Stored data:

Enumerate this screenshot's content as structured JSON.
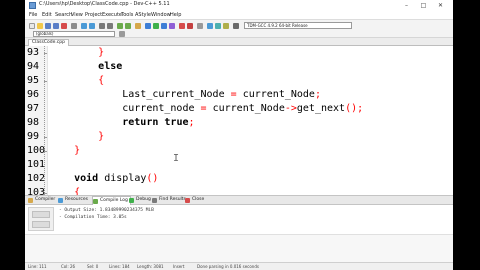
{
  "window": {
    "title": "C:\\Users\\hp\\Desktop\\ClassCode.cpp - Dev-C++ 5.11"
  },
  "menu": [
    "File",
    "Edit",
    "Search",
    "View",
    "Project",
    "Execute",
    "Tools",
    "AStyle",
    "Window",
    "Help"
  ],
  "toolbar": {
    "compiler": "TDM-GCC 4.9.2 64-bit Release",
    "globals": "(globals)"
  },
  "tabs": [
    "ClassCode.cpp"
  ],
  "editor": {
    "lines": [
      {
        "num": "93",
        "indent": "        ",
        "text": "}"
      },
      {
        "num": "94",
        "indent": "        ",
        "text": "else"
      },
      {
        "num": "95",
        "indent": "        ",
        "text": "{"
      },
      {
        "num": "96",
        "indent": "            ",
        "text": "Last_current_Node = current_Node;"
      },
      {
        "num": "97",
        "indent": "            ",
        "text": "current_node = current_Node->get_next();"
      },
      {
        "num": "98",
        "indent": "            ",
        "text": "return true;"
      },
      {
        "num": "99",
        "indent": "        ",
        "text": "}"
      },
      {
        "num": "100",
        "indent": "    ",
        "text": "}"
      },
      {
        "num": "101",
        "indent": "",
        "text": ""
      },
      {
        "num": "102",
        "indent": "    ",
        "text": "void display()"
      },
      {
        "num": "103",
        "indent": "    ",
        "text": "{"
      }
    ],
    "cursor_glyph": "I"
  },
  "panel": {
    "tabs": [
      "Compiler",
      "Resources",
      "Compile Log",
      "Debug",
      "Find Results",
      "Close"
    ],
    "active_tab": "Compile Log",
    "output": [
      "- Output Size: 1.83489990234375 MiB",
      "- Compilation Time: 3.05s"
    ]
  },
  "status": {
    "line": "Line: 111",
    "col": "Col: 26",
    "sel": "Sel: 0",
    "lines": "Lines: 184",
    "length": "Length: 3081",
    "mode": "Insert",
    "parse": "Done parsing in 0.016 seconds"
  },
  "colors": {
    "operator": "#ff0000",
    "editor_bg": "#ffffff",
    "gutter_bg": "#f4f4f4"
  }
}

§ GIVEN INSTRUCTION: Leave out the pictures and give the listing above again exactly.

§ FULL RESPONSE:
Enumerate this screenshot's content as structured JSON.
{
  "window": {
    "title": "C:\\Users\\hp\\Desktop\\ClassCode.cpp - Dev-C++ 5.11"
  },
  "menu": [
    "File",
    "Edit",
    "Search",
    "View",
    "Project",
    "Execute",
    "Tools",
    "AStyle",
    "Window",
    "Help"
  ],
  "toolbar": {
    "compiler": "TDM-GCC 4.9.2 64-bit Release",
    "globals": "(globals)"
  },
  "tabs": [
    "ClassCode.cpp"
  ],
  "editor": {
    "lines": [
      {
        "num": "93",
        "indent": "        ",
        "text": "}"
      },
      {
        "num": "94",
        "indent": "        ",
        "text": "else"
      },
      {
        "num": "95",
        "indent": "        ",
        "text": "{"
      },
      {
        "num": "96",
        "indent": "            ",
        "text": "Last_current_Node = current_Node;"
      },
      {
        "num": "97",
        "indent": "            ",
        "text": "current_node = current_Node->get_next();"
      },
      {
        "num": "98",
        "indent": "            ",
        "text": "return true;"
      },
      {
        "num": "99",
        "indent": "        ",
        "text": "}"
      },
      {
        "num": "100",
        "indent": "    ",
        "text": "}"
      },
      {
        "num": "101",
        "indent": "",
        "text": ""
      },
      {
        "num": "102",
        "indent": "    ",
        "text": "void display()"
      },
      {
        "num": "103",
        "indent": "    ",
        "text": "{"
      }
    ],
    "cursor_glyph": "I"
  },
  "panel": {
    "tabs": [
      "Compiler",
      "Resources",
      "Compile Log",
      "Debug",
      "Find Results",
      "Close"
    ],
    "active_tab": "Compile Log",
    "output": [
      "- Output Size: 1.83489990234375 MiB",
      "- Compilation Time: 3.05s"
    ]
  },
  "status": {
    "line": "Line: 111",
    "col": "Col: 26",
    "sel": "Sel: 0",
    "lines": "Lines: 184",
    "length": "Length: 3081",
    "mode": "Insert",
    "parse": "Done parsing in 0.016 seconds"
  },
  "colors": {
    "operator": "#ff0000",
    "editor_bg": "#ffffff",
    "gutter_bg": "#f4f4f4"
  }
}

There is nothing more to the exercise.